◆ **Goal**
Every record must be repeated exactly, with no omission.

▼

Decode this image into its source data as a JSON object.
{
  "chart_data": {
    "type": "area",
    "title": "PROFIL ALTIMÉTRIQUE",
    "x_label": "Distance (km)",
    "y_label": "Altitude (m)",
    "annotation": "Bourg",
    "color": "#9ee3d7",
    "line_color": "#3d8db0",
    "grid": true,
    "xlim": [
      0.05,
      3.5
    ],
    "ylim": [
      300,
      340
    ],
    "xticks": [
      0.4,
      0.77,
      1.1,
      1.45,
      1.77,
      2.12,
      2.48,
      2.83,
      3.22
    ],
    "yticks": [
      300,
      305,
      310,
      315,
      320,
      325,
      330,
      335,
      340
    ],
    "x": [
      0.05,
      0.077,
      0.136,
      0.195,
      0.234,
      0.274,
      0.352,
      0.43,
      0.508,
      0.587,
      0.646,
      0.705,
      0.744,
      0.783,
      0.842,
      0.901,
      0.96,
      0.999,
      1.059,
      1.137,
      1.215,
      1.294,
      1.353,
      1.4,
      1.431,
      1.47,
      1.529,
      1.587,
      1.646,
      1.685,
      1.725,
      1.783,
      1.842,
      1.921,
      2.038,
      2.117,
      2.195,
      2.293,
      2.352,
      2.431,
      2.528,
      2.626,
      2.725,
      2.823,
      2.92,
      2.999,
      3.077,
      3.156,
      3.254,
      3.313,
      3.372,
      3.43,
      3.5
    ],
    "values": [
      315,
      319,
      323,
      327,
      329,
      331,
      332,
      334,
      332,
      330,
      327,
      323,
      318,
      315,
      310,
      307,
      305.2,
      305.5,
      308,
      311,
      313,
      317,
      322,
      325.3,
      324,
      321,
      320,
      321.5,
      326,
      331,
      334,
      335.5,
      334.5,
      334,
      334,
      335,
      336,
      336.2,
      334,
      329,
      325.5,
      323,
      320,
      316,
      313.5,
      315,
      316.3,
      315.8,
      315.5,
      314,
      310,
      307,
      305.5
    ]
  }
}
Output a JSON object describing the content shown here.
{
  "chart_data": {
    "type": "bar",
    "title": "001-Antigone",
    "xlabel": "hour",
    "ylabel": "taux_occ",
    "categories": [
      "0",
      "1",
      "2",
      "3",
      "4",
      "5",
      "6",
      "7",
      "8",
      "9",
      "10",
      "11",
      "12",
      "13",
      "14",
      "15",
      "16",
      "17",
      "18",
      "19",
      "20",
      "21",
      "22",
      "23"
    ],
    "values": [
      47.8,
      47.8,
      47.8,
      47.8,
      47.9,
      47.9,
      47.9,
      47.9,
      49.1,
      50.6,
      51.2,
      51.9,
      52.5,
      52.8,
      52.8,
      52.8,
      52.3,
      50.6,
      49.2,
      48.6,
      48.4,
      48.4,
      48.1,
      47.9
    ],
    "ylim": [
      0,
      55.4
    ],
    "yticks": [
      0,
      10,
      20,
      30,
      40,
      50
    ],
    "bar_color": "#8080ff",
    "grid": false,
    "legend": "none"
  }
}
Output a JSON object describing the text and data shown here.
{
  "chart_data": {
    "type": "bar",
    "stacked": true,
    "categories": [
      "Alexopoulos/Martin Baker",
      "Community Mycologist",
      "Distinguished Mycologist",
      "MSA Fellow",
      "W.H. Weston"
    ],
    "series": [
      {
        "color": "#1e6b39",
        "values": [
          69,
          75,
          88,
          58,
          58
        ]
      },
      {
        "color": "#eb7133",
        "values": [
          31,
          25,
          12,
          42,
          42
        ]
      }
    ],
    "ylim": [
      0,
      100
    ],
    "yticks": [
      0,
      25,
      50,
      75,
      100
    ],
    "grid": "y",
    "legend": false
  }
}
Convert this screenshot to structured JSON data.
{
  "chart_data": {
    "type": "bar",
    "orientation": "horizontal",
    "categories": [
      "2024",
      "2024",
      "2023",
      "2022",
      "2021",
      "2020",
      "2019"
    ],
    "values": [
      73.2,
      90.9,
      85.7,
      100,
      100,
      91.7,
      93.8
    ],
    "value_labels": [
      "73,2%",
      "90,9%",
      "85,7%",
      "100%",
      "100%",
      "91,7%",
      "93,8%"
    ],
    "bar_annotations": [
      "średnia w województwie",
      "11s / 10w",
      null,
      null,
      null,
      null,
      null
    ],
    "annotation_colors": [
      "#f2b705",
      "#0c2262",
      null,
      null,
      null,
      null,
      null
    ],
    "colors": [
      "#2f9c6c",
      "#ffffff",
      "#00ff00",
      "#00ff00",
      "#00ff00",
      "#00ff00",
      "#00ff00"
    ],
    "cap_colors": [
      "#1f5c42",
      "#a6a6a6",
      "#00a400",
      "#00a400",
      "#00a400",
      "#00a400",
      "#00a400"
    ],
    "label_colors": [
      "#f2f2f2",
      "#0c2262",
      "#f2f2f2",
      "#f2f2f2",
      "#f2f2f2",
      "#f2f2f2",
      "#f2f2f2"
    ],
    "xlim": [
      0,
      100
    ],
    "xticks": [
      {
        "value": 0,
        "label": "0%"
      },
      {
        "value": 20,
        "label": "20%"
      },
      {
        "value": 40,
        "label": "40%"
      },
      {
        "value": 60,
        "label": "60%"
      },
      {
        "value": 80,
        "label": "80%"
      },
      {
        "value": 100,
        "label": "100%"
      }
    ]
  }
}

▲

◆ **Response to this task**
Decode this image into its source data as a JSON object.
{
  "chart_data": {
    "type": "area",
    "title": "PROFIL ALTIMÉTRIQUE",
    "x_label": "Distance (km)",
    "y_label": "Altitude (m)",
    "annotation": "Bourg",
    "color": "#9ee3d7",
    "line_color": "#3d8db0",
    "grid": true,
    "xlim": [
      0.05,
      3.5
    ],
    "ylim": [
      300,
      340
    ],
    "xticks": [
      0.4,
      0.77,
      1.1,
      1.45,
      1.77,
      2.12,
      2.48,
      2.83,
      3.22
    ],
    "yticks": [
      300,
      305,
      310,
      315,
      320,
      325,
      330,
      335,
      340
    ],
    "x": [
      0.05,
      0.077,
      0.136,
      0.195,
      0.234,
      0.274,
      0.352,
      0.43,
      0.508,
      0.587,
      0.646,
      0.705,
      0.744,
      0.783,
      0.842,
      0.901,
      0.96,
      0.999,
      1.059,
      1.137,
      1.215,
      1.294,
      1.353,
      1.4,
      1.431,
      1.47,
      1.529,
      1.587,
      1.646,
      1.685,
      1.725,
      1.783,
      1.842,
      1.921,
      2.038,
      2.117,
      2.195,
      2.293,
      2.352,
      2.431,
      2.528,
      2.626,
      2.725,
      2.823,
      2.92,
      2.999,
      3.077,
      3.156,
      3.254,
      3.313,
      3.372,
      3.43,
      3.5
    ],
    "values": [
      315,
      319,
      323,
      327,
      329,
      331,
      332,
      334,
      332,
      330,
      327,
      323,
      318,
      315,
      310,
      307,
      305.2,
      305.5,
      308,
      311,
      313,
      317,
      322,
      325.3,
      324,
      321,
      320,
      321.5,
      326,
      331,
      334,
      335.5,
      334.5,
      334,
      334,
      335,
      336,
      336.2,
      334,
      329,
      325.5,
      323,
      320,
      316,
      313.5,
      315,
      316.3,
      315.8,
      315.5,
      314,
      310,
      307,
      305.5
    ]
  }
}
Output a JSON object describing the content shown here.
{
  "chart_data": {
    "type": "bar",
    "title": "001-Antigone",
    "xlabel": "hour",
    "ylabel": "taux_occ",
    "categories": [
      "0",
      "1",
      "2",
      "3",
      "4",
      "5",
      "6",
      "7",
      "8",
      "9",
      "10",
      "11",
      "12",
      "13",
      "14",
      "15",
      "16",
      "17",
      "18",
      "19",
      "20",
      "21",
      "22",
      "23"
    ],
    "values": [
      47.8,
      47.8,
      47.8,
      47.8,
      47.9,
      47.9,
      47.9,
      47.9,
      49.1,
      50.6,
      51.2,
      51.9,
      52.5,
      52.8,
      52.8,
      52.8,
      52.3,
      50.6,
      49.2,
      48.6,
      48.4,
      48.4,
      48.1,
      47.9
    ],
    "ylim": [
      0,
      55.4
    ],
    "yticks": [
      0,
      10,
      20,
      30,
      40,
      50
    ],
    "bar_color": "#8080ff",
    "grid": false,
    "legend": "none"
  }
}
Output a JSON object describing the text and data shown here.
{
  "chart_data": {
    "type": "bar",
    "stacked": true,
    "categories": [
      "Alexopoulos/Martin Baker",
      "Community Mycologist",
      "Distinguished Mycologist",
      "MSA Fellow",
      "W.H. Weston"
    ],
    "series": [
      {
        "color": "#1e6b39",
        "values": [
          69,
          75,
          88,
          58,
          58
        ]
      },
      {
        "color": "#eb7133",
        "values": [
          31,
          25,
          12,
          42,
          42
        ]
      }
    ],
    "ylim": [
      0,
      100
    ],
    "yticks": [
      0,
      25,
      50,
      75,
      100
    ],
    "grid": "y",
    "legend": false
  }
}
Convert this screenshot to structured JSON data.
{
  "chart_data": {
    "type": "bar",
    "orientation": "horizontal",
    "categories": [
      "2024",
      "2024",
      "2023",
      "2022",
      "2021",
      "2020",
      "2019"
    ],
    "values": [
      73.2,
      90.9,
      85.7,
      100,
      100,
      91.7,
      93.8
    ],
    "value_labels": [
      "73,2%",
      "90,9%",
      "85,7%",
      "100%",
      "100%",
      "91,7%",
      "93,8%"
    ],
    "bar_annotations": [
      "średnia w województwie",
      "11s / 10w",
      null,
      null,
      null,
      null,
      null
    ],
    "annotation_colors": [
      "#f2b705",
      "#0c2262",
      null,
      null,
      null,
      null,
      null
    ],
    "colors": [
      "#2f9c6c",
      "#ffffff",
      "#00ff00",
      "#00ff00",
      "#00ff00",
      "#00ff00",
      "#00ff00"
    ],
    "cap_colors": [
      "#1f5c42",
      "#a6a6a6",
      "#00a400",
      "#00a400",
      "#00a400",
      "#00a400",
      "#00a400"
    ],
    "label_colors": [
      "#f2f2f2",
      "#0c2262",
      "#f2f2f2",
      "#f2f2f2",
      "#f2f2f2",
      "#f2f2f2",
      "#f2f2f2"
    ],
    "xlim": [
      0,
      100
    ],
    "xticks": [
      {
        "value": 0,
        "label": "0%"
      },
      {
        "value": 20,
        "label": "20%"
      },
      {
        "value": 40,
        "label": "40%"
      },
      {
        "value": 60,
        "label": "60%"
      },
      {
        "value": 80,
        "label": "80%"
      },
      {
        "value": 100,
        "label": "100%"
      }
    ]
  }
}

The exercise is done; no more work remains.